• [TASK DETAILS]:
From the records below, copy every line that contains the word "hair".

• [Stored entries]:

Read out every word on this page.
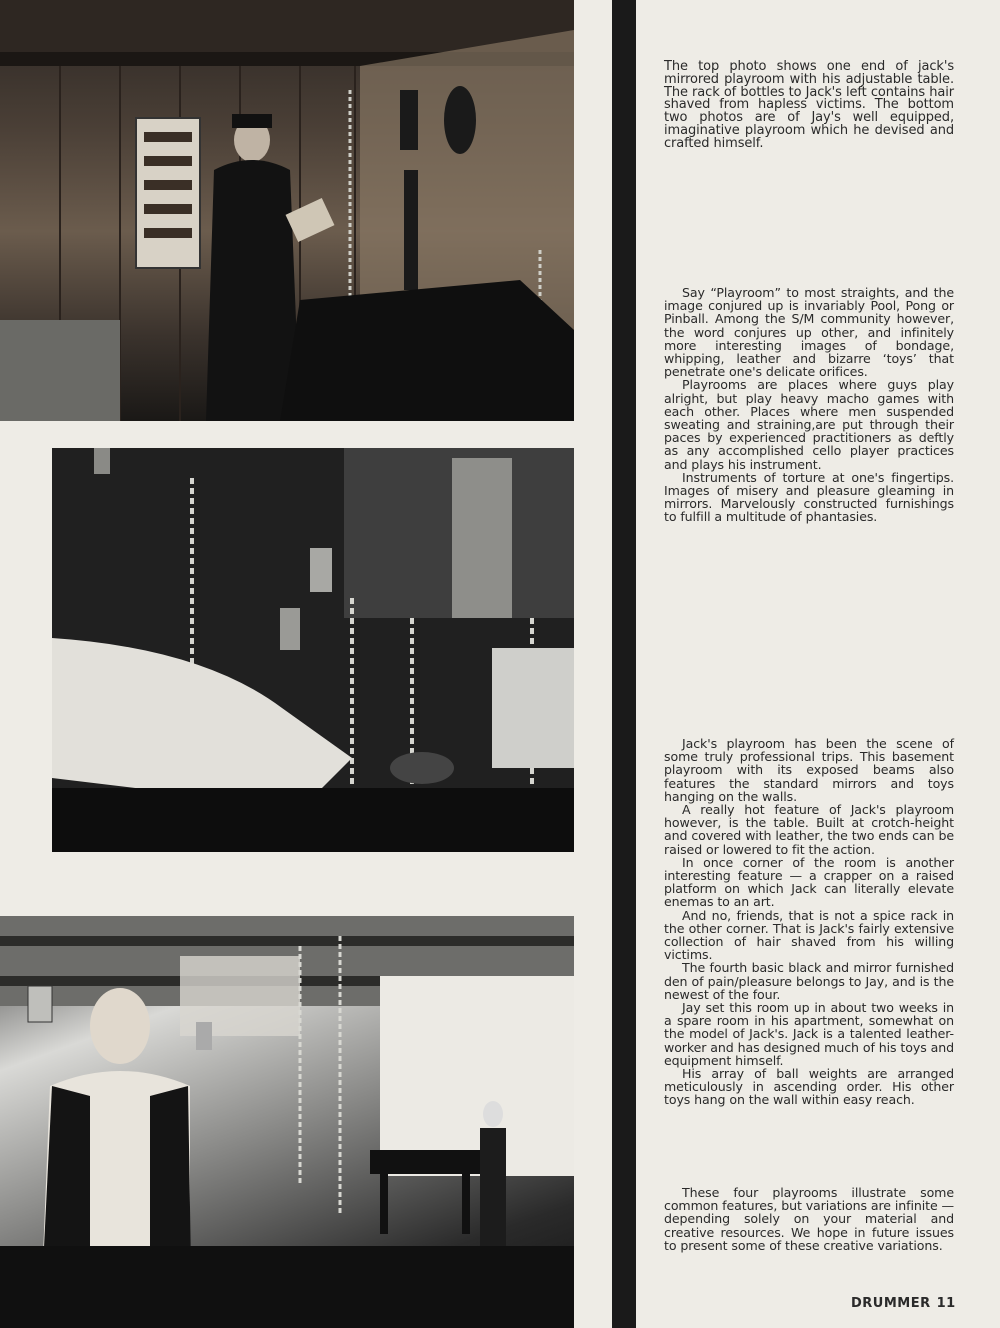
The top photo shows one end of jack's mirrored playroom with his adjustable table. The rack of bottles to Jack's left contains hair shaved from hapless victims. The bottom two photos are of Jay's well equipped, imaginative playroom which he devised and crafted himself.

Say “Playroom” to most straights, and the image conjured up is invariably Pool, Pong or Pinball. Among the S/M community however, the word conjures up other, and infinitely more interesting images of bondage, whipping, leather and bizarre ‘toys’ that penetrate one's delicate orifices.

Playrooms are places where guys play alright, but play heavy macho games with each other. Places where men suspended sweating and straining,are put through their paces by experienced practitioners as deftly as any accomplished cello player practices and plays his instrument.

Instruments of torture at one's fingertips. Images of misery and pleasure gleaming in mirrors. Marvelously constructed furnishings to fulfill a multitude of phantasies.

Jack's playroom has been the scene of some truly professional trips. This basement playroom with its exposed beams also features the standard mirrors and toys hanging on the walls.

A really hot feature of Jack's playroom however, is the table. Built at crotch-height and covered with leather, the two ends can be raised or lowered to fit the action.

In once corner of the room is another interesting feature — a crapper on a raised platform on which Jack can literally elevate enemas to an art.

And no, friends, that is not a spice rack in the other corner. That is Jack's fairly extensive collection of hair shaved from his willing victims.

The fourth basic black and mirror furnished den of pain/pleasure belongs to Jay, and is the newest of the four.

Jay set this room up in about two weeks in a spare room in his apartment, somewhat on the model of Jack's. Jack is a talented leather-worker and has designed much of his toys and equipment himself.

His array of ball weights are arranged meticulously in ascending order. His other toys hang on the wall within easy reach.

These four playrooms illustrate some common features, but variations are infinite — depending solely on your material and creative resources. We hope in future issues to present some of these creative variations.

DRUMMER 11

==

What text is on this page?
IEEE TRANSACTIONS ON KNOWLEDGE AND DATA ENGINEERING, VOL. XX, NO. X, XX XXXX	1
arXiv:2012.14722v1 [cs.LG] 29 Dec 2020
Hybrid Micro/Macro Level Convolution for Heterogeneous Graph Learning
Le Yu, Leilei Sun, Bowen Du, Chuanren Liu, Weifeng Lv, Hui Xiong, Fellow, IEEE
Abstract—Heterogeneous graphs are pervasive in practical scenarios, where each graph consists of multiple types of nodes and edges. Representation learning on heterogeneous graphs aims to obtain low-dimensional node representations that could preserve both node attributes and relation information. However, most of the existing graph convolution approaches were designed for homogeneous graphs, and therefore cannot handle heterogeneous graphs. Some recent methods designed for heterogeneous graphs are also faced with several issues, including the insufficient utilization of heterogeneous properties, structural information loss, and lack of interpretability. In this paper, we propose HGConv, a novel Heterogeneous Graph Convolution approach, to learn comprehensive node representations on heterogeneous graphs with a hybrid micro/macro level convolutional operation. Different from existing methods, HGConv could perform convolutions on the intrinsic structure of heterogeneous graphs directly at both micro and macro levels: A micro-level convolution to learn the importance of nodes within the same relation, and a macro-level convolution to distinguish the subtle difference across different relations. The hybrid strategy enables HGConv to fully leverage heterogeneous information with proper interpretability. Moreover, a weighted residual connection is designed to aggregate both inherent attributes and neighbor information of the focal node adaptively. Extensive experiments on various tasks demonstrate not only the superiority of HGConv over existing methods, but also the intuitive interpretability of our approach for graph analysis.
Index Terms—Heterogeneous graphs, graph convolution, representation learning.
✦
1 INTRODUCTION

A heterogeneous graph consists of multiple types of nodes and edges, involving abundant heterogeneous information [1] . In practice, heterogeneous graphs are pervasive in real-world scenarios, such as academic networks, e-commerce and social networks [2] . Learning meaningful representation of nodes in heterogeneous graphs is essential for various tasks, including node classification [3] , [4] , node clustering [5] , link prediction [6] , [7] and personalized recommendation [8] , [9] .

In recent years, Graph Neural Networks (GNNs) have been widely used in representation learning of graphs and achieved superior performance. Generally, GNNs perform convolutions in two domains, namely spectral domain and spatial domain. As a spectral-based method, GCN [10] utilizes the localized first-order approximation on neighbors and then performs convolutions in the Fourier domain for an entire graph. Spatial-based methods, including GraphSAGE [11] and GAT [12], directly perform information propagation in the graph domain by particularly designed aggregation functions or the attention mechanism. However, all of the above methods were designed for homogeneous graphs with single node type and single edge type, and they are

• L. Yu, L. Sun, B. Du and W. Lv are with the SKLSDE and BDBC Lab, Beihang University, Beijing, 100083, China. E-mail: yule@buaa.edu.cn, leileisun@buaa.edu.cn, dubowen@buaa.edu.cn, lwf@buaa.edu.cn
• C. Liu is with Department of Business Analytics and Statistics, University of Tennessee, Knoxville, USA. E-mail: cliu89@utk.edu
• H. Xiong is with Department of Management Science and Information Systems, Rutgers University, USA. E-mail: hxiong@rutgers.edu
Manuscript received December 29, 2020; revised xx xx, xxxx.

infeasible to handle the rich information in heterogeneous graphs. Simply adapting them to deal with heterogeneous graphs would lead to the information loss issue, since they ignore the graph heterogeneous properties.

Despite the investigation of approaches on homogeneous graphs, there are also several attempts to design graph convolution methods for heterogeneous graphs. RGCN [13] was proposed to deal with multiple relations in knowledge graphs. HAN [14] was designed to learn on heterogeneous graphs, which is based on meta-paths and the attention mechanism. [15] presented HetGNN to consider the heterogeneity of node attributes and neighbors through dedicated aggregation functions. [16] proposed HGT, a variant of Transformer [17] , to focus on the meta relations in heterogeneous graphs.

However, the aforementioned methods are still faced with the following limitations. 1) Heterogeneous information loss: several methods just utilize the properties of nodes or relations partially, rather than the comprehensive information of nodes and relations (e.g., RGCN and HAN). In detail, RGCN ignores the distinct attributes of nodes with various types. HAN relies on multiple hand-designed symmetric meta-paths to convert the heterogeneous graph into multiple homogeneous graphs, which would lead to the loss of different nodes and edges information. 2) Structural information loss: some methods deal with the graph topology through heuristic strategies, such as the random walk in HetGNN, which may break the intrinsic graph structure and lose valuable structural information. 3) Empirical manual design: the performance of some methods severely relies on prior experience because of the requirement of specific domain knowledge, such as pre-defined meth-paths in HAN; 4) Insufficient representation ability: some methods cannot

---

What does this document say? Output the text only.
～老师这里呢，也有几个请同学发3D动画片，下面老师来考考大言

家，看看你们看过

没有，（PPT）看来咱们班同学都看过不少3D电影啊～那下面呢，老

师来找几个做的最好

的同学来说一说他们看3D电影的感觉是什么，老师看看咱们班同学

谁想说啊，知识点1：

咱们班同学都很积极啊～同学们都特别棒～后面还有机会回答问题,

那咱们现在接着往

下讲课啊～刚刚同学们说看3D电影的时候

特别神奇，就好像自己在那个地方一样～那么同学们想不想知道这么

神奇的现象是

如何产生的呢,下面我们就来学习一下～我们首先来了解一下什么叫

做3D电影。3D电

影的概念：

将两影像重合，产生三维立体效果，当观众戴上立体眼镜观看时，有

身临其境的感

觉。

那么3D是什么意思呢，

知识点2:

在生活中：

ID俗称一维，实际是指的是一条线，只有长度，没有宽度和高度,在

• [ANSWER TO THE PROBLEM]:
The top photo shows one end of jack's mirrored playroom with his adjustable table. The rack of bottles to Jack's left contains hair shaved from hapless victims. The bottom two photos are of Jay's well equipped, imaginative playroom which he devised and crafted himself.
And no, friends, that is not a spice rack in the other corner. That is Jack's fairly extensive collection of hair shaved from his willing victims.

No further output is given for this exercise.